Task goal: An exact copy of all the data is required, with pictures left out.

Material for this task:
+---+

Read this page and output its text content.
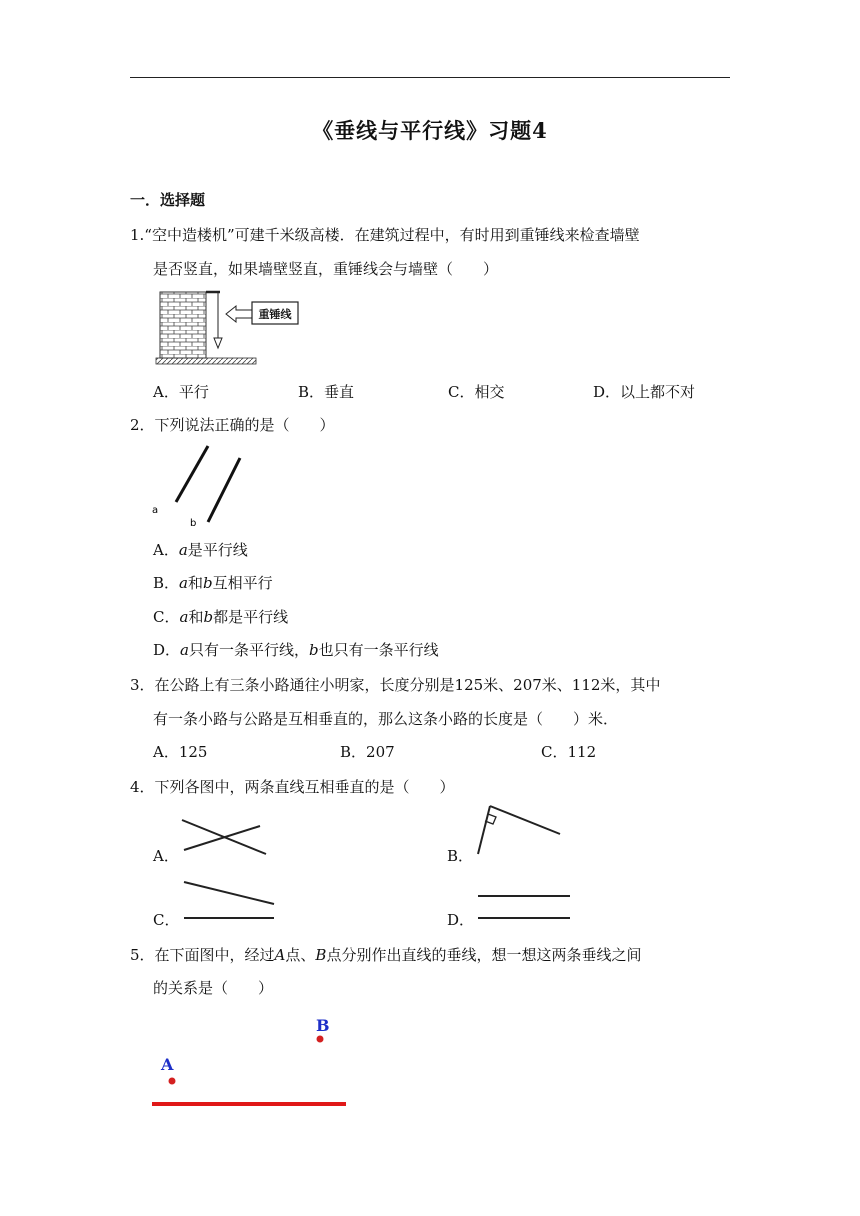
《垂线与平行线》习题4
一．选择题
1.“空中造楼机”可建千米级高楼．在建筑过程中，有时用到重锤线来检查墙壁
是否竖直，如果墙壁竖直，重锤线会与墙壁（　　）
重锤线
A．平行	B．垂直	C．相交	D．以上都不对
2．下列说法正确的是（　　）
a
b
A．a是平行线
B．a和b互相平行
C．a和b都是平行线
D．a只有一条平行线，b也只有一条平行线
3．在公路上有三条小路通往小明家，长度分别是125米、207米、112米，其中
有一条小路与公路是互相垂直的，那么这条小路的长度是（　　）米．
A．125	B．207	C．112
4．下列各图中，两条直线互相垂直的是（　　）
A．	B．
C．	D．
5．在下面图中，经过A点、B点分别作出直线的垂线，想一想这两条垂线之间
的关系是（　　）
B
A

+---+

Reply to the exercise:
Read this page and output its text content.
《垂线与平行线》习题4
一．选择题
1.“空中造楼机”可建千米级高楼．在建筑过程中，有时用到重锤线来检查墙壁
是否竖直，如果墙壁竖直，重锤线会与墙壁（　　）
重锤线
A．平行	B．垂直	C．相交	D．以上都不对
2．下列说法正确的是（　　）
a
b
A．a是平行线
B．a和b互相平行
C．a和b都是平行线
D．a只有一条平行线，b也只有一条平行线
3．在公路上有三条小路通往小明家，长度分别是125米、207米、112米，其中
有一条小路与公路是互相垂直的，那么这条小路的长度是（　　）米．
A．125	B．207	C．112
4．下列各图中，两条直线互相垂直的是（　　）
A．	B．
C．	D．
5．在下面图中，经过A点、B点分别作出直线的垂线，想一想这两条垂线之间
的关系是（　　）
B
A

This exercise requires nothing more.